Task
Below are the records; copy each line in them that holds the word "this".

═══ Data for processing

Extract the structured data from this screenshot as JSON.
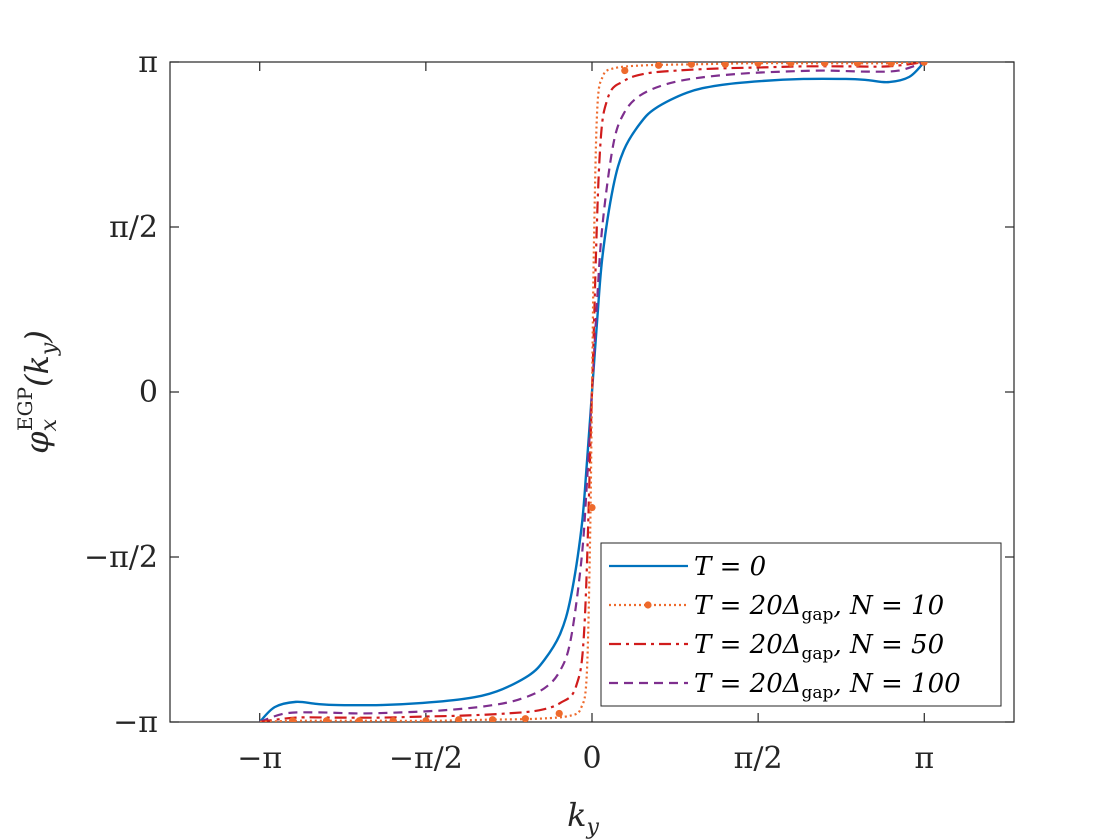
{
  "chart_data": {
    "type": "line",
    "xlabel": "k_y",
    "xlabel_sub": "y",
    "xlabel_main": "k",
    "ylabel": "φ_x^EGP(k_y)",
    "ylabel_parts": {
      "phi": "φ",
      "sup": "EGP",
      "sub": "x",
      "arg": "(k",
      "arg_sub": "y",
      "close": ")"
    },
    "xlim": [
      -3.14159,
      3.14159
    ],
    "ylim": [
      -3.14159,
      3.14159
    ],
    "x_axis_padding_note": "",
    "xticks": [
      {
        "value": -3.14159,
        "label": "−π"
      },
      {
        "value": -1.5708,
        "label": "−π/2"
      },
      {
        "value": 0,
        "label": "0"
      },
      {
        "value": 1.5708,
        "label": "π/2"
      },
      {
        "value": 3.14159,
        "label": "π"
      }
    ],
    "yticks": [
      {
        "value": -3.14159,
        "label": "−π"
      },
      {
        "value": -1.5708,
        "label": "−π/2"
      },
      {
        "value": 0,
        "label": "0"
      },
      {
        "value": 1.5708,
        "label": "π/2"
      },
      {
        "value": 3.14159,
        "label": "π"
      }
    ],
    "grid": false,
    "legend_position": "bottom-right",
    "series": [
      {
        "name": "T = 0",
        "legend": {
          "main": "T = 0",
          "parts": []
        },
        "color": "#0072BD",
        "style": "solid",
        "x": [
          -3.14,
          -3.0,
          -2.8,
          -2.6,
          -2.4,
          -2.0,
          -1.6,
          -1.2,
          -0.9,
          -0.6,
          -0.45,
          -0.3,
          -0.2,
          -0.1,
          -0.05,
          0,
          0.05,
          0.1,
          0.2,
          0.3,
          0.45,
          0.6,
          0.9,
          1.2,
          1.6,
          2.0,
          2.4,
          2.6,
          2.8,
          3.0,
          3.14
        ],
        "y": [
          -3.14,
          -3.0,
          -2.95,
          -2.97,
          -2.98,
          -2.98,
          -2.96,
          -2.92,
          -2.85,
          -2.7,
          -2.55,
          -2.3,
          -1.95,
          -1.3,
          -0.7,
          0,
          0.7,
          1.3,
          1.95,
          2.3,
          2.55,
          2.7,
          2.85,
          2.92,
          2.96,
          2.98,
          2.98,
          2.97,
          2.95,
          3.0,
          3.14
        ]
      },
      {
        "name": "T = 20Δgap, N = 10",
        "legend": {
          "main": "T = 20Δ",
          "sub": "gap",
          "rest": ", N = 10"
        },
        "color": "#EE6A2C",
        "style": "dotted-markers",
        "x": [
          -3.14,
          -2.8,
          -2.5,
          -2.0,
          -1.5,
          -1.0,
          -0.5,
          -0.2,
          -0.1,
          -0.05,
          -0.02,
          0,
          0.02,
          0.05,
          0.1,
          0.2,
          0.5,
          1.0,
          1.5,
          2.0,
          2.5,
          2.8,
          3.14
        ],
        "y": [
          -3.14,
          -3.13,
          -3.13,
          -3.13,
          -3.13,
          -3.12,
          -3.11,
          -3.08,
          -3.0,
          -2.7,
          -1.5,
          0,
          1.5,
          2.7,
          3.0,
          3.08,
          3.11,
          3.12,
          3.13,
          3.13,
          3.13,
          3.13,
          3.14
        ],
        "markers_x": [
          -2.83,
          -2.51,
          -2.2,
          -1.88,
          -1.57,
          -1.26,
          -0.94,
          -0.63,
          -0.31,
          0,
          0.31,
          0.63,
          0.94,
          1.26,
          1.57,
          1.88,
          2.2,
          2.51,
          2.83,
          3.14
        ],
        "markers_y": [
          -3.13,
          -3.13,
          -3.13,
          -3.13,
          -3.13,
          -3.12,
          -3.12,
          -3.11,
          -3.06,
          -1.1,
          3.06,
          3.11,
          3.12,
          3.12,
          3.13,
          3.13,
          3.13,
          3.13,
          3.13,
          3.14
        ]
      },
      {
        "name": "T = 20Δgap, N = 50",
        "legend": {
          "main": "T = 20Δ",
          "sub": "gap",
          "rest": ", N = 50"
        },
        "color": "#D01C1C",
        "style": "dashdot",
        "x": [
          -3.14,
          -2.8,
          -2.4,
          -2.0,
          -1.6,
          -1.2,
          -0.8,
          -0.5,
          -0.3,
          -0.15,
          -0.07,
          0,
          0.07,
          0.15,
          0.3,
          0.5,
          0.8,
          1.2,
          1.6,
          2.0,
          2.4,
          2.8,
          3.14
        ],
        "y": [
          -3.14,
          -3.1,
          -3.1,
          -3.1,
          -3.09,
          -3.08,
          -3.06,
          -3.03,
          -2.96,
          -2.8,
          -2.2,
          0,
          2.2,
          2.8,
          2.96,
          3.03,
          3.06,
          3.08,
          3.09,
          3.1,
          3.1,
          3.1,
          3.14
        ]
      },
      {
        "name": "T = 20Δgap, N = 100",
        "legend": {
          "main": "T = 20Δ",
          "sub": "gap",
          "rest": ", N = 100"
        },
        "color": "#7E2F8E",
        "style": "dashed",
        "x": [
          -3.14,
          -2.9,
          -2.6,
          -2.2,
          -1.8,
          -1.4,
          -1.0,
          -0.7,
          -0.45,
          -0.3,
          -0.2,
          -0.1,
          -0.05,
          0,
          0.05,
          0.1,
          0.2,
          0.3,
          0.45,
          0.7,
          1.0,
          1.4,
          1.8,
          2.2,
          2.6,
          2.9,
          3.14
        ],
        "y": [
          -3.14,
          -3.06,
          -3.05,
          -3.06,
          -3.05,
          -3.03,
          -2.99,
          -2.93,
          -2.82,
          -2.65,
          -2.35,
          -1.6,
          -0.9,
          0,
          0.9,
          1.6,
          2.35,
          2.65,
          2.82,
          2.93,
          2.99,
          3.03,
          3.05,
          3.06,
          3.05,
          3.06,
          3.14
        ]
      }
    ]
  }
}
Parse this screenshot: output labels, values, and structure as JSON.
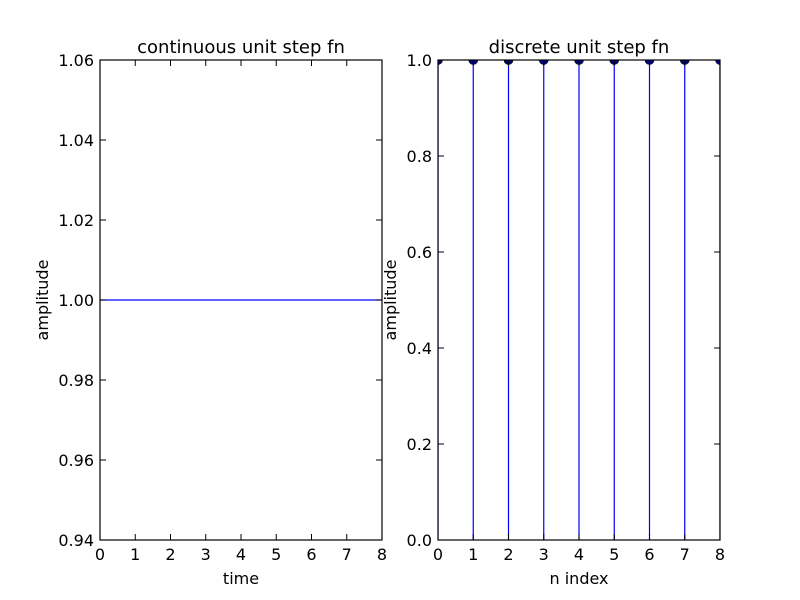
{
  "chart_data": [
    {
      "type": "line",
      "title": "continuous unit step fn",
      "xlabel": "time",
      "ylabel": "amplitude",
      "xlim": [
        0,
        8
      ],
      "ylim": [
        0.94,
        1.06
      ],
      "xticks": [
        "0",
        "1",
        "2",
        "3",
        "4",
        "5",
        "6",
        "7",
        "8"
      ],
      "yticks": [
        "0.94",
        "0.96",
        "0.98",
        "1.00",
        "1.02",
        "1.04",
        "1.06"
      ],
      "grid": false,
      "color": "#0000ff",
      "series": [
        {
          "x": [
            0,
            8
          ],
          "y": [
            1,
            1
          ]
        }
      ]
    },
    {
      "type": "stem",
      "title": "discrete unit step fn",
      "xlabel": "n index",
      "ylabel": "amplitude",
      "xlim": [
        0,
        8
      ],
      "ylim": [
        0.0,
        1.0
      ],
      "xticks": [
        "0",
        "1",
        "2",
        "3",
        "4",
        "5",
        "6",
        "7",
        "8"
      ],
      "yticks": [
        "0.0",
        "0.2",
        "0.4",
        "0.6",
        "0.8",
        "1.0"
      ],
      "grid": false,
      "color": "#0000ff",
      "marker_color": "#000080",
      "series": [
        {
          "x": [
            0,
            1,
            2,
            3,
            4,
            5,
            6,
            7,
            8
          ],
          "y": [
            1,
            1,
            1,
            1,
            1,
            1,
            1,
            1,
            1
          ]
        }
      ]
    }
  ]
}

══════

Response to the task
Extract the structured data from this screenshot as JSON.
Parse this screenshot: output labels, values, and structure as JSON.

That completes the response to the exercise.